→ **What is needed**
Pick every line from the data that holds the word "flow".
+++ Information supplied
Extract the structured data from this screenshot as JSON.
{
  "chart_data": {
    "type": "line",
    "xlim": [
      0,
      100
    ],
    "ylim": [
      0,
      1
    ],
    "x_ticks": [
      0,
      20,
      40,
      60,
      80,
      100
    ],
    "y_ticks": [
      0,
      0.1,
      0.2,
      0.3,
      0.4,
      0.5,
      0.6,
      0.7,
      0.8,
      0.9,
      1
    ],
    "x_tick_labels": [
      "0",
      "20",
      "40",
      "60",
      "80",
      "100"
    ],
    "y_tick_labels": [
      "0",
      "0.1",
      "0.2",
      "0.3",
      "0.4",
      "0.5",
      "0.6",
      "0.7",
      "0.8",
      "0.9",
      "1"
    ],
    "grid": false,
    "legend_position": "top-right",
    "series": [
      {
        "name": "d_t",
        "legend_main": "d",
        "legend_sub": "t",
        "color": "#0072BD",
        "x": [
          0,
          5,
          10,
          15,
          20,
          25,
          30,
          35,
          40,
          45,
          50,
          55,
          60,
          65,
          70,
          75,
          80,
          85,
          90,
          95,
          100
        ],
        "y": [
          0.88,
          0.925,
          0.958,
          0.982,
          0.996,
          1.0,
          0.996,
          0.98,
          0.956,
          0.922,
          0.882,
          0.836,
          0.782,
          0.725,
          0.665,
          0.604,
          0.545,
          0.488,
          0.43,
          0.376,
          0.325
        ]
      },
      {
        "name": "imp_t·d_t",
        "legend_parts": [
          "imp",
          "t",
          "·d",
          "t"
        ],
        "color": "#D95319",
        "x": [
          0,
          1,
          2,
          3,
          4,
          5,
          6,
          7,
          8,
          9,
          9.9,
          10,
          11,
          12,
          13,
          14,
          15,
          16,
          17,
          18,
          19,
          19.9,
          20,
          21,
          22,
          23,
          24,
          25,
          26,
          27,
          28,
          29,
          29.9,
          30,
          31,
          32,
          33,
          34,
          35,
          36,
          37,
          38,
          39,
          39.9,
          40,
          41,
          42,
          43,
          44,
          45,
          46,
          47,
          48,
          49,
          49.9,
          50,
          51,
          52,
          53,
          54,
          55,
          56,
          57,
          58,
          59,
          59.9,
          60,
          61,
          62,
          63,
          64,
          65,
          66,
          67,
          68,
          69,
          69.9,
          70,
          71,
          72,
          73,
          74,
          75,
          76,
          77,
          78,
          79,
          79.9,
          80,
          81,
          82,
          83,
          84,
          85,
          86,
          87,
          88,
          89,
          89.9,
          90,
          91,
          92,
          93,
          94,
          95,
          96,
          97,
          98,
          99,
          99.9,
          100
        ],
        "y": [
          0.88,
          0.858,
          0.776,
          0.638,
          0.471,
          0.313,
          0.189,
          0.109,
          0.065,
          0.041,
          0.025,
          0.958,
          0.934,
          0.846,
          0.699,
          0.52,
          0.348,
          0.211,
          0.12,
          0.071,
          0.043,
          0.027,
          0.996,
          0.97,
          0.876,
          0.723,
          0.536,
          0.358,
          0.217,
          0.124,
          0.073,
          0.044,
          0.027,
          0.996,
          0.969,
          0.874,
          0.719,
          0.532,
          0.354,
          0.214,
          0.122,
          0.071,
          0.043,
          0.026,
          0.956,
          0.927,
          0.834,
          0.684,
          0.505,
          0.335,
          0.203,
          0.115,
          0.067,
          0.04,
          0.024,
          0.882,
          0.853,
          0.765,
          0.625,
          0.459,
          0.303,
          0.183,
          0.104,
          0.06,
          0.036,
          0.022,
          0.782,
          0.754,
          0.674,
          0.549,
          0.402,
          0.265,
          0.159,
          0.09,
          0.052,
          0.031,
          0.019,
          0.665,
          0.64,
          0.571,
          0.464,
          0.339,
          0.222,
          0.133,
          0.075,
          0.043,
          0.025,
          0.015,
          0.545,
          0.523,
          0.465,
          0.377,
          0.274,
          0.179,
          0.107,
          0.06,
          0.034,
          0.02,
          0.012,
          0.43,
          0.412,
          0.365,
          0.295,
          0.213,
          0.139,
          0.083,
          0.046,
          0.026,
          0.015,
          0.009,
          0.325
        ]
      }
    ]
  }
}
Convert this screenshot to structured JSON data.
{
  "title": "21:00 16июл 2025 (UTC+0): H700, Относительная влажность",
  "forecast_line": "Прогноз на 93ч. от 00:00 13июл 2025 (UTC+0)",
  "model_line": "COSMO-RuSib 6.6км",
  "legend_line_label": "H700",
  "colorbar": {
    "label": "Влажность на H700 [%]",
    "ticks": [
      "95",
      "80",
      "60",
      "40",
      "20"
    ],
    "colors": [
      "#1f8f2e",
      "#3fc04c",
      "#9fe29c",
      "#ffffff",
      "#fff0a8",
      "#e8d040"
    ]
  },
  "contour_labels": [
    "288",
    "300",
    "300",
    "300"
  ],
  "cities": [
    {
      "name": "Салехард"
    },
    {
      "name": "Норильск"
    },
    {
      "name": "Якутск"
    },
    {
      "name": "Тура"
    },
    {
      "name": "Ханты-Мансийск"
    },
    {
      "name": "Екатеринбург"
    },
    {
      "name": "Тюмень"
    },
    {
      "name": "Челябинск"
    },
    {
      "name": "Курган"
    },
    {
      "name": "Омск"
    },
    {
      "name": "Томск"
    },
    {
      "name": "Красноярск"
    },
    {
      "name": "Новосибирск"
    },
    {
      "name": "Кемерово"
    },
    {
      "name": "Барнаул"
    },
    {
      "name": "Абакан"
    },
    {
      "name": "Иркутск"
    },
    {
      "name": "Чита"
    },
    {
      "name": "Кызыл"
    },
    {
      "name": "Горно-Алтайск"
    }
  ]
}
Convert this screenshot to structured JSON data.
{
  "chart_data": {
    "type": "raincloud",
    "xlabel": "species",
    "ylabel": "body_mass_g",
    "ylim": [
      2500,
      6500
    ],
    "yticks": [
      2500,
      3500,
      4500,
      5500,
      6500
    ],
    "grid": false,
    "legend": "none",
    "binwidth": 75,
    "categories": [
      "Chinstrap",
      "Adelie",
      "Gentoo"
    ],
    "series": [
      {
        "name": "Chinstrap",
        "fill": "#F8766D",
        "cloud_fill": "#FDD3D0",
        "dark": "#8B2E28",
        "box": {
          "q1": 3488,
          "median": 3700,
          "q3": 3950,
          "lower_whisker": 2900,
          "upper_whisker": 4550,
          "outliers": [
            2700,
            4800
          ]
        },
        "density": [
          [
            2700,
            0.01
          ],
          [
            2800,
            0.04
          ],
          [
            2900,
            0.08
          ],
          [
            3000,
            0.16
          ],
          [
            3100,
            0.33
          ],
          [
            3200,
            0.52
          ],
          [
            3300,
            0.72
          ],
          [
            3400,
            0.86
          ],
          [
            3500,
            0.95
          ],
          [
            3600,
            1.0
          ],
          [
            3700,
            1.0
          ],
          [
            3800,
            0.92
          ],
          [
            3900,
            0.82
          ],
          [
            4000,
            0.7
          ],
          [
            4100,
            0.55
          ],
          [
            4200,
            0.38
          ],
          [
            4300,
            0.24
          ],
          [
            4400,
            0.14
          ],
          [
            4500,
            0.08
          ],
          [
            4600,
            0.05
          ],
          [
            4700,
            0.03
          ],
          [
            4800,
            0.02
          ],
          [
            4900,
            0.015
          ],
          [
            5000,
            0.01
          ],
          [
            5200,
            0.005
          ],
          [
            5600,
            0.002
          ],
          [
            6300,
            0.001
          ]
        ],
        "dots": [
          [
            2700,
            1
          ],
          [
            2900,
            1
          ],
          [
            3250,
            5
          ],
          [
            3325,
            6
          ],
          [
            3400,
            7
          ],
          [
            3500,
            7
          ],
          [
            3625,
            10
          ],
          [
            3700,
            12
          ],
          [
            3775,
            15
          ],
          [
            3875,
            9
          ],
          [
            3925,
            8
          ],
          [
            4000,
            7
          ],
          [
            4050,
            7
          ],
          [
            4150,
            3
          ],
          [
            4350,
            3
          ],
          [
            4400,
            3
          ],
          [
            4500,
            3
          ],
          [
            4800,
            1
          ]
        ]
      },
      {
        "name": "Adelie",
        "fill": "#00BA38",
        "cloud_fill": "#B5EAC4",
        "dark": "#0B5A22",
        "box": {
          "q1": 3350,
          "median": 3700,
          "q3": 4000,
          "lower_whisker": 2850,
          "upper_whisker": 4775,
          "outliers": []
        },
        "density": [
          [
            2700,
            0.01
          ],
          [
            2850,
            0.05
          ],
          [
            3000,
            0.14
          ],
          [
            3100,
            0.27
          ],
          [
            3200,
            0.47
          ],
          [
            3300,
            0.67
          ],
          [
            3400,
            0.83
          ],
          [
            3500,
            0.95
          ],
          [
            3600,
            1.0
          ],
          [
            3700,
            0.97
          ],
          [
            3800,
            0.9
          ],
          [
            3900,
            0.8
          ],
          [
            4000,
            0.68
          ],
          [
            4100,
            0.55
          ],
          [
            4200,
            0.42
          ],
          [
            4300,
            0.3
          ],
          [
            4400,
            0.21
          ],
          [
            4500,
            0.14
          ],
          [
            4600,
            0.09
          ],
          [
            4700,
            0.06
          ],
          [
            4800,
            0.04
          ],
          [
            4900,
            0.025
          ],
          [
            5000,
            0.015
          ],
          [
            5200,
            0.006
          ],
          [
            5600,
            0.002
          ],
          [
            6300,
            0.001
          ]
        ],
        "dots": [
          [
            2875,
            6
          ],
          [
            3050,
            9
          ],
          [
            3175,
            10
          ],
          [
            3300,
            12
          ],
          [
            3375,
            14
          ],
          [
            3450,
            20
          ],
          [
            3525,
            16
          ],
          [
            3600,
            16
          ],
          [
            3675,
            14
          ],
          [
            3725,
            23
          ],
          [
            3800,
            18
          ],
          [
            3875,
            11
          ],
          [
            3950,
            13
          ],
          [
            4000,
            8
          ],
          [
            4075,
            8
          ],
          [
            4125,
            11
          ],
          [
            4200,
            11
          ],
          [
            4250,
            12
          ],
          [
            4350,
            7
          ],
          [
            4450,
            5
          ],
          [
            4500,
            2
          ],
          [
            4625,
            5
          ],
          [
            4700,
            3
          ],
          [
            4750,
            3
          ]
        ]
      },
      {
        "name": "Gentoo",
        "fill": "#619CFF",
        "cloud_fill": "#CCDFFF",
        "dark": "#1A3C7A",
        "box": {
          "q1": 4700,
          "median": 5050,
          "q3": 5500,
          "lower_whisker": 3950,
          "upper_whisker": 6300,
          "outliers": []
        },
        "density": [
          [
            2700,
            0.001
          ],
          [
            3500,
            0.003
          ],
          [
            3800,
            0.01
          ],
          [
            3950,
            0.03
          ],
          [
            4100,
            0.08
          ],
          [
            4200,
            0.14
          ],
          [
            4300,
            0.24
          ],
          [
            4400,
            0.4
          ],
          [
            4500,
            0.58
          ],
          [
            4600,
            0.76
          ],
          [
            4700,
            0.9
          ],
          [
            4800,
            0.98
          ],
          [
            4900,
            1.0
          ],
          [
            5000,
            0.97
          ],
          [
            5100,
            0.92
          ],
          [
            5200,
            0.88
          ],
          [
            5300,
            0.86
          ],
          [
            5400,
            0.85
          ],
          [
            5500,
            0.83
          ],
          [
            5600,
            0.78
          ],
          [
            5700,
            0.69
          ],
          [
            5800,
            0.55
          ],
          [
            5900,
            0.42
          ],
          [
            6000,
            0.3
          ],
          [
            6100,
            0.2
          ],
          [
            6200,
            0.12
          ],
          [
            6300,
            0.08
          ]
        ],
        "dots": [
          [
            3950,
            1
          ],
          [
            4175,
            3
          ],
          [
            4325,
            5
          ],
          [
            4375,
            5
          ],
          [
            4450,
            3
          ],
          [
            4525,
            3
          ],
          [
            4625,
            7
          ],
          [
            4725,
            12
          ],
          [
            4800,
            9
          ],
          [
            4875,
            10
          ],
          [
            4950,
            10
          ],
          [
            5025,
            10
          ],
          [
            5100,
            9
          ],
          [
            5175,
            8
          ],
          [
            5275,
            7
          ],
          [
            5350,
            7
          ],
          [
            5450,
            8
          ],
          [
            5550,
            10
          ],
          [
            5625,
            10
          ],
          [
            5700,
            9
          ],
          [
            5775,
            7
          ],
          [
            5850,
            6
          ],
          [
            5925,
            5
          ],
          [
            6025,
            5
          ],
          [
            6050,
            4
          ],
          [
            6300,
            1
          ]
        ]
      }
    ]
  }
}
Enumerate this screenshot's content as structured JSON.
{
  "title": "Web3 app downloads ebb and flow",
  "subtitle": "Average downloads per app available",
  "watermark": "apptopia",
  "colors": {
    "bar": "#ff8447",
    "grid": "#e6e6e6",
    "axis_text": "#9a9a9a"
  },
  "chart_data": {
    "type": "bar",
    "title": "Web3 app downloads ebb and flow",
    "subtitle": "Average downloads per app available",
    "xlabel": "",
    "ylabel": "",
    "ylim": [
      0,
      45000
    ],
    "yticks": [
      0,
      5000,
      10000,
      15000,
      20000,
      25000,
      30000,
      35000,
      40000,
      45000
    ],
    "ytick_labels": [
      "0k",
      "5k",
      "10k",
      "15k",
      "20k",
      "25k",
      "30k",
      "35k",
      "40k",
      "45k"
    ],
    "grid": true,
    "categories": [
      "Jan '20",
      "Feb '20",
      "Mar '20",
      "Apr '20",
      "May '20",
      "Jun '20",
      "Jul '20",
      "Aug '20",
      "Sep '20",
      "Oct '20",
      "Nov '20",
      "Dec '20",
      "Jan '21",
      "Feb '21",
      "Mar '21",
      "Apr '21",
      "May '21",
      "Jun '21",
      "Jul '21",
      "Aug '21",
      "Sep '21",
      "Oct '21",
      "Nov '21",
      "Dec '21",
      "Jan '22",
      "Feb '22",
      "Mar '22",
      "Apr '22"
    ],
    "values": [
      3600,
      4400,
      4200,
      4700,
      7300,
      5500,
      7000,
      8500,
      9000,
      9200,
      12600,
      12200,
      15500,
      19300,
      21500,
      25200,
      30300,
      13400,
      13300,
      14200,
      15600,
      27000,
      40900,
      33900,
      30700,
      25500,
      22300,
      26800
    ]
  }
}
++++++
→ **Exercise solution**
  "title": "Web3 app downloads ebb and flow",
    "title": "Web3 app downloads ebb and flow",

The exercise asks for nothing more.